Compito richiesto:
Riscrivi tutto, dall'inizio delle righe fino alla riga che contiene "data-label: 6.6% [366, 513, 404, 531]", rinominando "data-label" in "etichetta-dati" e lasciando il resto invariato.

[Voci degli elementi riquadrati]
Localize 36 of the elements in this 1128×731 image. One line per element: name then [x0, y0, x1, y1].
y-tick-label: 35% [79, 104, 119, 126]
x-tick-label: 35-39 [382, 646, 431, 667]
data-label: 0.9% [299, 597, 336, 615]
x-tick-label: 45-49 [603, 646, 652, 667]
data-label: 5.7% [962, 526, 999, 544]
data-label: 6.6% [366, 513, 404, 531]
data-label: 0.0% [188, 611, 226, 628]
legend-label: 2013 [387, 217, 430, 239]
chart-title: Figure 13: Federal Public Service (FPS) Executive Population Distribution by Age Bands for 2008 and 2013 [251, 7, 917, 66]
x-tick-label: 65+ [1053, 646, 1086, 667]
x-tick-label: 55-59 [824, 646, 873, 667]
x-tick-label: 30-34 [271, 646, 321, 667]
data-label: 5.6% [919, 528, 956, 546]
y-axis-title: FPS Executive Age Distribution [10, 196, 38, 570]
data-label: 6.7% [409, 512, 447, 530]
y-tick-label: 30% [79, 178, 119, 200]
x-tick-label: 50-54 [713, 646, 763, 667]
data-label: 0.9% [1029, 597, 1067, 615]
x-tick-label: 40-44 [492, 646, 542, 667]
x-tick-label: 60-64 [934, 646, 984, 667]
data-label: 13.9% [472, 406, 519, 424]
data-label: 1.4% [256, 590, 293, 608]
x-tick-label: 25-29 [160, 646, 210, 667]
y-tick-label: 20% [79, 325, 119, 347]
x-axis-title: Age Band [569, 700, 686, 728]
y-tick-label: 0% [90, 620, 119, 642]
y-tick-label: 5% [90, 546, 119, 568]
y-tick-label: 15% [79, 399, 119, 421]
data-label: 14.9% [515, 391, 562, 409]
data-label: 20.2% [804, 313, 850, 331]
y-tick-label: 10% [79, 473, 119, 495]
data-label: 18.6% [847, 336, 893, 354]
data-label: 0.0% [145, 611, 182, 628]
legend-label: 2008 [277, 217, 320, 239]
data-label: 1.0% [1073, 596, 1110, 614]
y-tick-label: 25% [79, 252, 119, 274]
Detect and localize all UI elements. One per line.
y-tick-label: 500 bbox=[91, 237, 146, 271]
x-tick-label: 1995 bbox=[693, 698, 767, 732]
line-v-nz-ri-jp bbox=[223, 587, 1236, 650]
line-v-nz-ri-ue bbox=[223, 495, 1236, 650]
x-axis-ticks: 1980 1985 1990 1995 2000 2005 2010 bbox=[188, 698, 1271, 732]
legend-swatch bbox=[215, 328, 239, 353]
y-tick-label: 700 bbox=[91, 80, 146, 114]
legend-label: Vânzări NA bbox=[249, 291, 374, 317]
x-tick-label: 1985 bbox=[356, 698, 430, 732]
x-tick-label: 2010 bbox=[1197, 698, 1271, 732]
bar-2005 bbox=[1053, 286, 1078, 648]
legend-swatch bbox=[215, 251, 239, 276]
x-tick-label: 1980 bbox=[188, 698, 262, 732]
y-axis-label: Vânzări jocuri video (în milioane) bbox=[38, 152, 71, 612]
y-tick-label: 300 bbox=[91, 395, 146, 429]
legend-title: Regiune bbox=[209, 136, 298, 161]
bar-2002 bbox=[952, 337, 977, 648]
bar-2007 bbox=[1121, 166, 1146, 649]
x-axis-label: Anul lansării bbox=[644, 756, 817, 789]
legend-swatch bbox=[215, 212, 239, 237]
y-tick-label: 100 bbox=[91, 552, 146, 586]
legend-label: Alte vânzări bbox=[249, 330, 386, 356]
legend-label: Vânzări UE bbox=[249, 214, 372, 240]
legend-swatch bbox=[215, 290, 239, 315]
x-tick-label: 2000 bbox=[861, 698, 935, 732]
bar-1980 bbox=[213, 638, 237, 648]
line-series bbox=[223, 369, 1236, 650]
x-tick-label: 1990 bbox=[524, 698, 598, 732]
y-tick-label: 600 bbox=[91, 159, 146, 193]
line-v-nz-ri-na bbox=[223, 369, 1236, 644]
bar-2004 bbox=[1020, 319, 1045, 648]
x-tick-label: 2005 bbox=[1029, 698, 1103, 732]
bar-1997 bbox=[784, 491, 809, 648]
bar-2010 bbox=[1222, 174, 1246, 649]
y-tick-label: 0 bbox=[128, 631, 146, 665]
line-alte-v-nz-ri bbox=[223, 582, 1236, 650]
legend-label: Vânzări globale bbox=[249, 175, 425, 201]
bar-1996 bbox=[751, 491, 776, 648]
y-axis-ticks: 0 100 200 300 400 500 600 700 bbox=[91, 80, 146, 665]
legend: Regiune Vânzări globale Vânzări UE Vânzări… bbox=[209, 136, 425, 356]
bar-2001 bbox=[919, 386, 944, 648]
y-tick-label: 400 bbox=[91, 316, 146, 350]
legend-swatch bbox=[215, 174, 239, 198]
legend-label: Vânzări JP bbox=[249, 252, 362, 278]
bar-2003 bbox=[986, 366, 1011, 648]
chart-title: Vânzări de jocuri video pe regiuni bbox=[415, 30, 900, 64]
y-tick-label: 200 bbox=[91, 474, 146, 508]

Risposta completa:
Localize 36 of the elements in this 1128×731 image. One line per element: name then [x0, y0, x1, y1].
y-tick-label: 35% [79, 104, 119, 126]
x-tick-label: 35-39 [382, 646, 431, 667]
etichetta-dati: 0.9% [299, 597, 336, 615]
x-tick-label: 45-49 [603, 646, 652, 667]
etichetta-dati: 5.7% [962, 526, 999, 544]
etichetta-dati: 6.6% [366, 513, 404, 531]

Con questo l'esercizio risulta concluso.